Task instructions – Without the images, write out the whole listing exactly.
◇ ◇ ◇ ◇ ◇ ◇ ◇
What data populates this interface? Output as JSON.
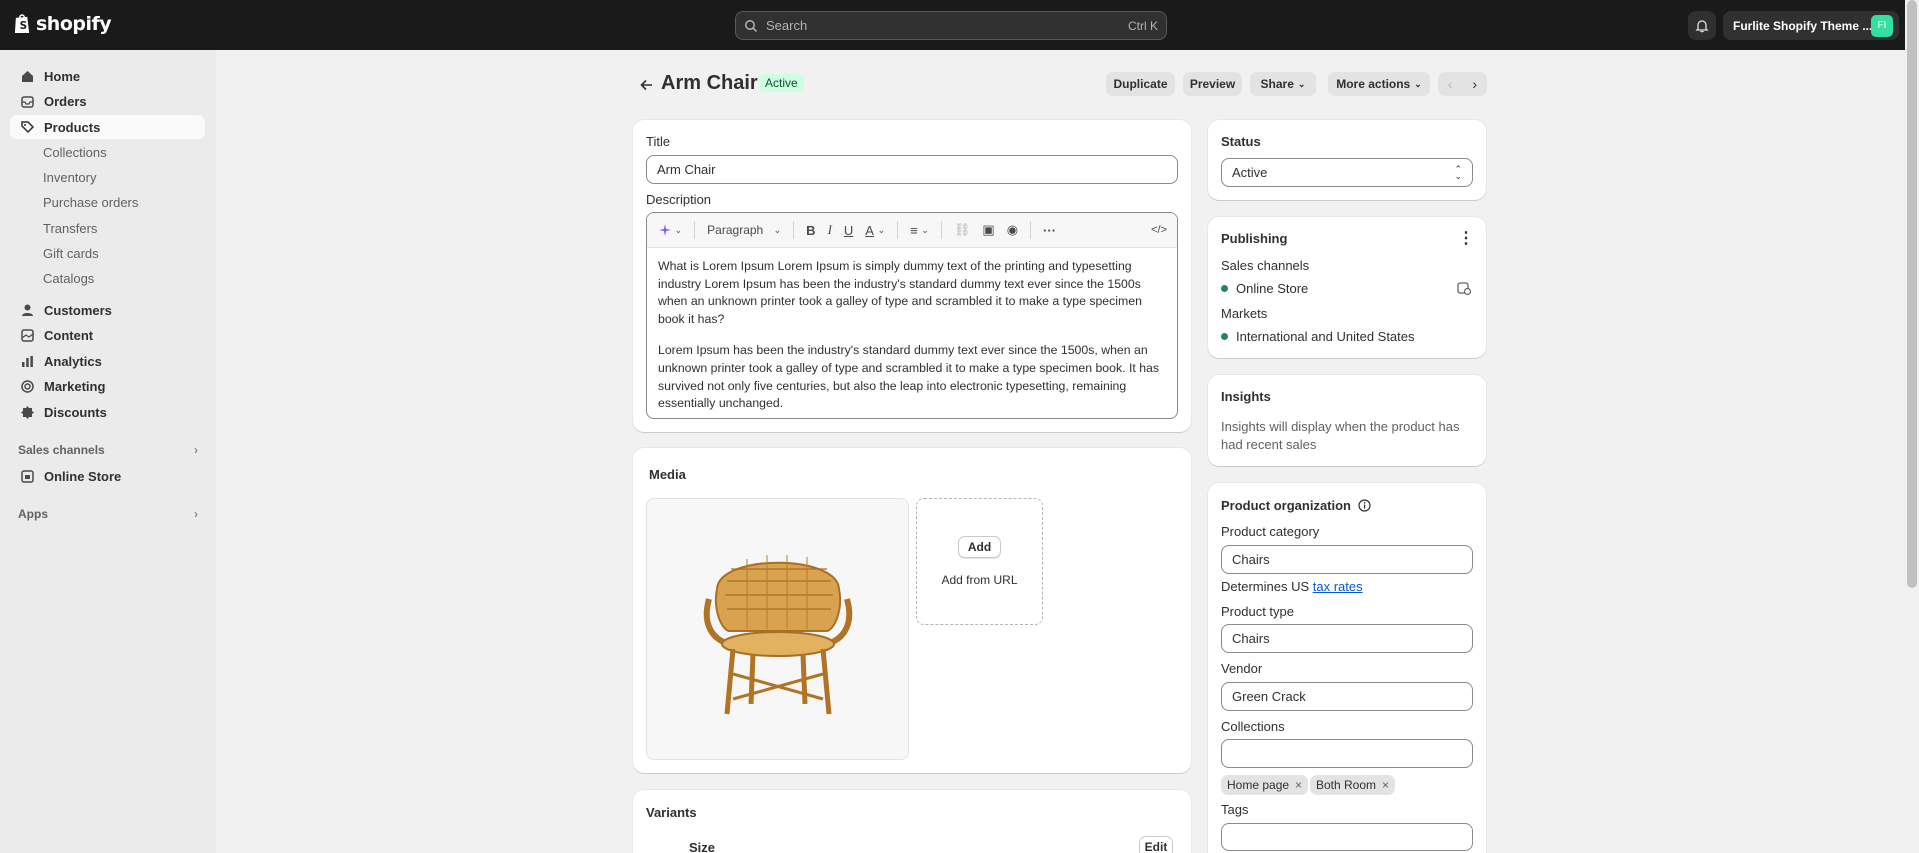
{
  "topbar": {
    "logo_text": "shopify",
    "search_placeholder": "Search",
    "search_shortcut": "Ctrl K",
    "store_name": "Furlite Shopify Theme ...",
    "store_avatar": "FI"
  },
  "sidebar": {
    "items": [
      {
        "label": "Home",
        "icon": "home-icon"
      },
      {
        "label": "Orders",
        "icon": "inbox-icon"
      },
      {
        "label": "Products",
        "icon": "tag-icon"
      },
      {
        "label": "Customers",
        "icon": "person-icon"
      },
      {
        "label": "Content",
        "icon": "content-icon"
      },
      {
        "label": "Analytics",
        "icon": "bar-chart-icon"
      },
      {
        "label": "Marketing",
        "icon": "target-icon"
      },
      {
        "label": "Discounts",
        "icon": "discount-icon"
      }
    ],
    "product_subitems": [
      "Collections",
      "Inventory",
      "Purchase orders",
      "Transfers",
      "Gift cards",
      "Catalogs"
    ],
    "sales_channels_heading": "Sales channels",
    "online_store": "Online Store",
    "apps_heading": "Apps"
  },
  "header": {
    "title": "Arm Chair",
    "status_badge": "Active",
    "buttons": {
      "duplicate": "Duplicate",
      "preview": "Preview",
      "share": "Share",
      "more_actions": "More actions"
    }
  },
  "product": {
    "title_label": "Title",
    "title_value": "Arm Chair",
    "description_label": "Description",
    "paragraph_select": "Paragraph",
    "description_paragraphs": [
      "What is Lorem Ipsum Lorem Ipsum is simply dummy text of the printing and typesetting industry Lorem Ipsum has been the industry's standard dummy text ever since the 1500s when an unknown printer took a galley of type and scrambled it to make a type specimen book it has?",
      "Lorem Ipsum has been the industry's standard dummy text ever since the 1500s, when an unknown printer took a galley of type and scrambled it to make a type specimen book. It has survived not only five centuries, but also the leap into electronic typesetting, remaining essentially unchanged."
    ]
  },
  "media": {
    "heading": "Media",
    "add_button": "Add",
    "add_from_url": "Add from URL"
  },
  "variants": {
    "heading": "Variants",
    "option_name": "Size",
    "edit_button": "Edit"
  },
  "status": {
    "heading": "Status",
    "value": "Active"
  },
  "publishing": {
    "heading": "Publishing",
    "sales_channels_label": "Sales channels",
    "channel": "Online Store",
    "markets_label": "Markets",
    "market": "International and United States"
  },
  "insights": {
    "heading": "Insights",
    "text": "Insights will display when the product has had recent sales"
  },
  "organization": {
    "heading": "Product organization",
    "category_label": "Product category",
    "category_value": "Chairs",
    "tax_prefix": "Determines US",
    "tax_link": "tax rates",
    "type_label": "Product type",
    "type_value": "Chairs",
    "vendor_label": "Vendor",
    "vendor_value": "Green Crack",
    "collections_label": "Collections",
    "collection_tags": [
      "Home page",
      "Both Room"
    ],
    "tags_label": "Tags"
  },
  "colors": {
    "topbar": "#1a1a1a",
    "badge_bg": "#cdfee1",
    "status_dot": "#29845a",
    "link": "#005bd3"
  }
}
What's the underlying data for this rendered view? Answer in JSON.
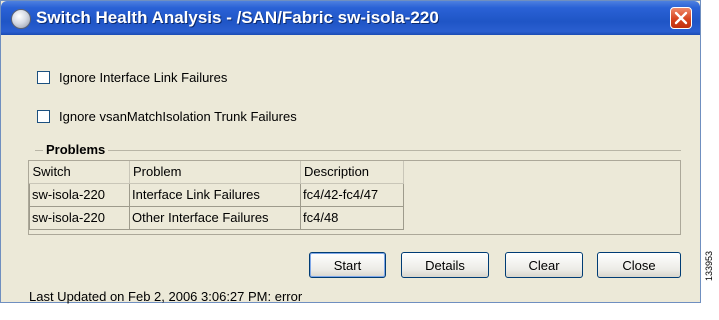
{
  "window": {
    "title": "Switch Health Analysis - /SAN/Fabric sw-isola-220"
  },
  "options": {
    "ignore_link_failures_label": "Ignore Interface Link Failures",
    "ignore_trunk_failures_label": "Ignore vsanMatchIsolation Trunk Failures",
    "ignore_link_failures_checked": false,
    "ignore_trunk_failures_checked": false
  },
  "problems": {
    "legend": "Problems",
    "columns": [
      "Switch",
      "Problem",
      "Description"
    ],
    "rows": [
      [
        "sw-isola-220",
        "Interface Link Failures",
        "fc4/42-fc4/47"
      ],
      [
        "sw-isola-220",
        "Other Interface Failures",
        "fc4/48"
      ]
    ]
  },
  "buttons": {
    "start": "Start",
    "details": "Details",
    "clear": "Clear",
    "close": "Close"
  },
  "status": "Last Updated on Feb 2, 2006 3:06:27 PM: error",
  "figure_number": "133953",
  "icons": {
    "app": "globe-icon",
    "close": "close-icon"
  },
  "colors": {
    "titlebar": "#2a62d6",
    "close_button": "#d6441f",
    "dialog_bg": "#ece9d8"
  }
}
◇ ◇ ◇ ◇ ◇ ◇ ◇
Output of the task –
What data populates this interface? Output as JSON.
{
  "topbar": {
    "logo_text": "shopify",
    "search_placeholder": "Search",
    "search_shortcut": "Ctrl K",
    "store_name": "Furlite Shopify Theme ...",
    "store_avatar": "FI"
  },
  "sidebar": {
    "items": [
      {
        "label": "Home",
        "icon": "home-icon"
      },
      {
        "label": "Orders",
        "icon": "inbox-icon"
      },
      {
        "label": "Products",
        "icon": "tag-icon"
      },
      {
        "label": "Customers",
        "icon": "person-icon"
      },
      {
        "label": "Content",
        "icon": "content-icon"
      },
      {
        "label": "Analytics",
        "icon": "bar-chart-icon"
      },
      {
        "label": "Marketing",
        "icon": "target-icon"
      },
      {
        "label": "Discounts",
        "icon": "discount-icon"
      }
    ],
    "product_subitems": [
      "Collections",
      "Inventory",
      "Purchase orders",
      "Transfers",
      "Gift cards",
      "Catalogs"
    ],
    "sales_channels_heading": "Sales channels",
    "online_store": "Online Store",
    "apps_heading": "Apps"
  },
  "header": {
    "title": "Arm Chair",
    "status_badge": "Active",
    "buttons": {
      "duplicate": "Duplicate",
      "preview": "Preview",
      "share": "Share",
      "more_actions": "More actions"
    }
  },
  "product": {
    "title_label": "Title",
    "title_value": "Arm Chair",
    "description_label": "Description",
    "paragraph_select": "Paragraph",
    "description_paragraphs": [
      "What is Lorem Ipsum Lorem Ipsum is simply dummy text of the printing and typesetting industry Lorem Ipsum has been the industry's standard dummy text ever since the 1500s when an unknown printer took a galley of type and scrambled it to make a type specimen book it has?",
      "Lorem Ipsum has been the industry's standard dummy text ever since the 1500s, when an unknown printer took a galley of type and scrambled it to make a type specimen book. It has survived not only five centuries, but also the leap into electronic typesetting, remaining essentially unchanged."
    ]
  },
  "media": {
    "heading": "Media",
    "add_button": "Add",
    "add_from_url": "Add from URL"
  },
  "variants": {
    "heading": "Variants",
    "option_name": "Size",
    "edit_button": "Edit"
  },
  "status": {
    "heading": "Status",
    "value": "Active"
  },
  "publishing": {
    "heading": "Publishing",
    "sales_channels_label": "Sales channels",
    "channel": "Online Store",
    "markets_label": "Markets",
    "market": "International and United States"
  },
  "insights": {
    "heading": "Insights",
    "text": "Insights will display when the product has had recent sales"
  },
  "organization": {
    "heading": "Product organization",
    "category_label": "Product category",
    "category_value": "Chairs",
    "tax_prefix": "Determines US",
    "tax_link": "tax rates",
    "type_label": "Product type",
    "type_value": "Chairs",
    "vendor_label": "Vendor",
    "vendor_value": "Green Crack",
    "collections_label": "Collections",
    "collection_tags": [
      "Home page",
      "Both Room"
    ],
    "tags_label": "Tags"
  },
  "colors": {
    "topbar": "#1a1a1a",
    "badge_bg": "#cdfee1",
    "status_dot": "#29845a",
    "link": "#005bd3"
  }
}
What's the underlying data for this rendered view? Answer in JSON.
{
  "window": {
    "title": "Switch Health Analysis - /SAN/Fabric sw-isola-220"
  },
  "options": {
    "ignore_link_failures_label": "Ignore Interface Link Failures",
    "ignore_trunk_failures_label": "Ignore vsanMatchIsolation Trunk Failures",
    "ignore_link_failures_checked": false,
    "ignore_trunk_failures_checked": false
  },
  "problems": {
    "legend": "Problems",
    "columns": [
      "Switch",
      "Problem",
      "Description"
    ],
    "rows": [
      [
        "sw-isola-220",
        "Interface Link Failures",
        "fc4/42-fc4/47"
      ],
      [
        "sw-isola-220",
        "Other Interface Failures",
        "fc4/48"
      ]
    ]
  },
  "buttons": {
    "start": "Start",
    "details": "Details",
    "clear": "Clear",
    "close": "Close"
  },
  "status": "Last Updated on Feb 2, 2006 3:06:27 PM: error",
  "figure_number": "133953",
  "icons": {
    "app": "globe-icon",
    "close": "close-icon"
  },
  "colors": {
    "titlebar": "#2a62d6",
    "close_button": "#d6441f",
    "dialog_bg": "#ece9d8"
  }
}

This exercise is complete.